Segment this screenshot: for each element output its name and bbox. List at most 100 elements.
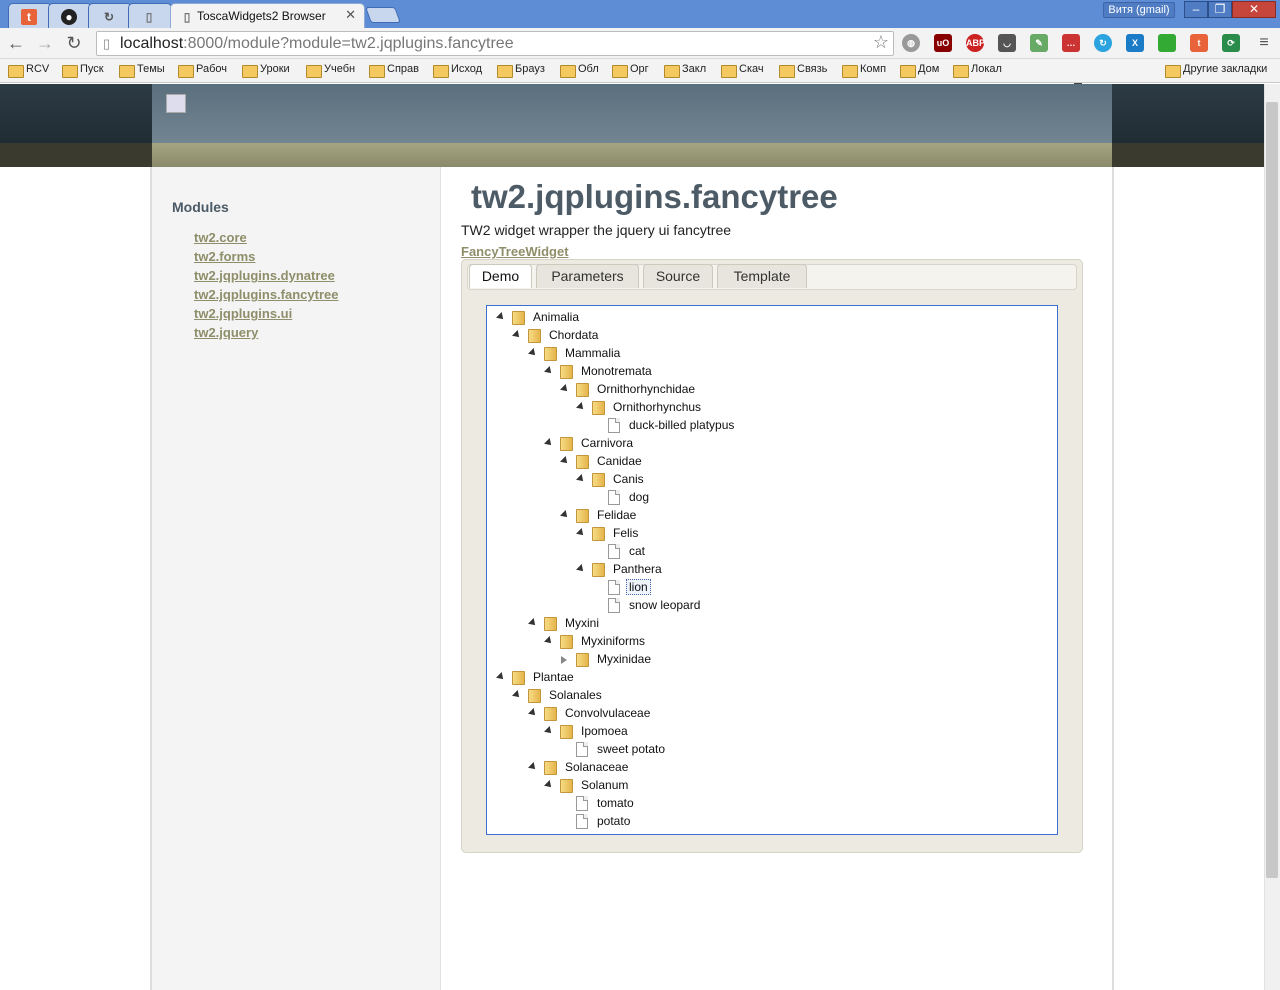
- collapse-icon[interactable]: [576, 528, 586, 538]
- browser-tab[interactable]: ↻: [88, 3, 132, 28]
- tree-node[interactable]: snow leopard: [591, 597, 891, 615]
- module-link[interactable]: tw2.jqplugins.fancytree: [194, 287, 338, 302]
- browser-tab[interactable]: ●: [48, 3, 92, 28]
- browser-tab-active[interactable]: ▯ ToscaWidgets2 Browser ✕: [170, 3, 365, 28]
- tree-node-title[interactable]: Panthera: [613, 562, 662, 576]
- collapse-icon[interactable]: [560, 384, 570, 394]
- tree-node-title[interactable]: Convolvulaceae: [565, 706, 650, 720]
- collapse-icon[interactable]: [576, 402, 586, 412]
- tree-node-title[interactable]: Monotremata: [581, 364, 652, 378]
- tree-node-title[interactable]: Chordata: [549, 328, 598, 342]
- tree-node-title[interactable]: Ornithorhynchus: [613, 400, 701, 414]
- globe-icon[interactable]: ◍: [902, 34, 920, 52]
- tree-node[interactable]: tomato: [559, 795, 859, 813]
- other-bookmarks[interactable]: Другие закладки: [1163, 63, 1267, 78]
- collapse-icon[interactable]: [560, 510, 570, 520]
- collapse-icon[interactable]: [528, 618, 538, 628]
- tree-node[interactable]: duck-billed platypus: [591, 417, 891, 435]
- tree-node-title[interactable]: dog: [629, 490, 649, 504]
- tree-node-title[interactable]: Canidae: [597, 454, 642, 468]
- tree-node[interactable]: Chordata: [511, 327, 811, 345]
- browser-tab[interactable]: ▯: [128, 3, 172, 28]
- tree-node-title[interactable]: Solanum: [581, 778, 628, 792]
- expand-icon[interactable]: [561, 656, 567, 664]
- tree-node[interactable]: sweet potato: [559, 741, 859, 759]
- pocket-icon[interactable]: ◡: [998, 34, 1016, 52]
- tree-node-title[interactable]: Solanales: [549, 688, 602, 702]
- restore-icon[interactable]: ❐: [1208, 1, 1232, 18]
- close-icon[interactable]: ✕: [345, 7, 356, 23]
- close-window-icon[interactable]: ✕: [1232, 1, 1276, 18]
- bookmark-folder[interactable]: Учебн: [304, 63, 355, 78]
- tree-node[interactable]: Ornithorhynchidae: [559, 381, 859, 399]
- collapse-icon[interactable]: [528, 348, 538, 358]
- new-tab-button[interactable]: [365, 7, 401, 23]
- scrollbar-thumb[interactable]: [1266, 102, 1278, 878]
- tab-demo[interactable]: Demo: [469, 264, 532, 288]
- reload-icon[interactable]: ↻: [62, 32, 86, 54]
- tree-node[interactable]: Solanales: [511, 687, 811, 705]
- tree-node[interactable]: Animalia: [495, 309, 795, 327]
- tree-node[interactable]: Carnivora: [543, 435, 843, 453]
- collapse-icon[interactable]: [544, 726, 554, 736]
- refresh-extension-icon[interactable]: ⟳: [1222, 34, 1240, 52]
- bookmark-folder[interactable]: Уроки: [240, 63, 290, 78]
- collapse-icon[interactable]: [544, 636, 554, 646]
- tumblr-icon[interactable]: t: [1190, 34, 1208, 52]
- tree-node-title[interactable]: Felis: [613, 526, 638, 540]
- tree-node[interactable]: Solanum: [543, 777, 843, 795]
- bookmark-folder[interactable]: Связь: [777, 63, 827, 78]
- tree-node[interactable]: cat: [591, 543, 891, 561]
- module-link[interactable]: tw2.jquery: [194, 325, 258, 340]
- bookmark-folder[interactable]: Пуск: [60, 63, 104, 78]
- module-link[interactable]: tw2.core: [194, 230, 247, 245]
- bookmark-folder[interactable]: Дом: [898, 63, 939, 78]
- browser-tab[interactable]: t: [8, 3, 52, 28]
- bookmark-folder[interactable]: Справ: [367, 63, 419, 78]
- collapse-icon[interactable]: [512, 690, 522, 700]
- tree-node-title[interactable]: Canis: [613, 472, 644, 486]
- tree-node[interactable]: Myxinidae: [559, 651, 859, 669]
- fancytree[interactable]: Animalia Chordata Mammalia Monotremata Ornit…: [486, 305, 1058, 835]
- tree-node-title[interactable]: snow leopard: [629, 598, 700, 612]
- tree-node[interactable]: Felidae: [559, 507, 859, 525]
- tree-node[interactable]: Monotremata: [543, 363, 843, 381]
- bookmark-folder[interactable]: Скач: [719, 63, 764, 78]
- tree-node-title[interactable]: sweet potato: [597, 742, 665, 756]
- tree-node-title[interactable]: tomato: [597, 796, 634, 810]
- tree-node-title[interactable]: potato: [597, 814, 630, 828]
- tree-node[interactable]: Solanaceae: [527, 759, 827, 777]
- minimize-icon[interactable]: –: [1184, 1, 1208, 18]
- tree-node[interactable]: Canidae: [559, 453, 859, 471]
- tab-parameters[interactable]: Parameters: [536, 264, 639, 288]
- tree-node-title[interactable]: Plantae: [533, 670, 574, 684]
- bookmark-folder[interactable]: RCV: [6, 63, 49, 78]
- bookmark-folder[interactable]: Исход: [431, 63, 482, 78]
- tree-node[interactable]: dog: [591, 489, 891, 507]
- translate-icon[interactable]: X: [1126, 34, 1144, 52]
- module-link[interactable]: tw2.jqplugins.ui: [194, 306, 292, 321]
- menu-icon[interactable]: ≡: [1252, 32, 1276, 54]
- collapse-icon[interactable]: [496, 672, 506, 682]
- bookmark-folder[interactable]: Темы: [117, 63, 165, 78]
- bookmark-folder[interactable]: Обл: [558, 63, 599, 78]
- tree-node[interactable]: Myxiniforms: [543, 633, 843, 651]
- tree-node[interactable]: Myxini: [527, 615, 827, 633]
- collapse-icon[interactable]: [576, 474, 586, 484]
- tree-node[interactable]: Plantae: [495, 669, 795, 687]
- tree-node[interactable]: Panthera: [575, 561, 875, 579]
- address-bar[interactable]: ▯ localhost:8000/module?module=tw2.jqplu…: [96, 31, 894, 56]
- collapse-icon[interactable]: [560, 456, 570, 466]
- green-extension-icon[interactable]: [1158, 34, 1176, 52]
- tree-node-title[interactable]: lion: [626, 579, 651, 595]
- tree-node-title[interactable]: Ipomoea: [581, 724, 628, 738]
- evernote-icon[interactable]: ✎: [1030, 34, 1048, 52]
- tab-template[interactable]: Template: [717, 264, 807, 288]
- broken-logo-image[interactable]: [166, 94, 186, 113]
- sync-extension-icon[interactable]: ↻: [1094, 34, 1112, 52]
- bookmark-folder[interactable]: Рабоч: [176, 63, 227, 78]
- tree-node-title[interactable]: Myxini: [565, 616, 599, 630]
- tree-node[interactable]: potato: [559, 813, 859, 831]
- bookmark-folder[interactable]: Комп: [840, 63, 886, 78]
- collapse-icon[interactable]: [576, 564, 586, 574]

---+---

> [WHAT THIS TASK INVOLVES]
Please print the items between the line holding "- collapse-icon[interactable]: [576, 528, 586, 538]" and the line holding "- tree-node-title[interactable]: Chordata: [549, 328, 598, 342]", inclusive, reproducing each line unchanged.

> [REPLY]
- collapse-icon[interactable]: [576, 528, 586, 538]
- browser-tab[interactable]: ↻: [88, 3, 132, 28]
- tree-node[interactable]: snow leopard: [591, 597, 891, 615]
- module-link[interactable]: tw2.jqplugins.fancytree: [194, 287, 338, 302]
- browser-tab[interactable]: ●: [48, 3, 92, 28]
- browser-tab-active[interactable]: ▯ ToscaWidgets2 Browser ✕: [170, 3, 365, 28]
- tree-node-title[interactable]: Panthera: [613, 562, 662, 576]
- collapse-icon[interactable]: [560, 384, 570, 394]
- tree-node-title[interactable]: Convolvulaceae: [565, 706, 650, 720]
- collapse-icon[interactable]: [576, 402, 586, 412]
- tree-node-title[interactable]: Monotremata: [581, 364, 652, 378]
- tree-node-title[interactable]: Chordata: [549, 328, 598, 342]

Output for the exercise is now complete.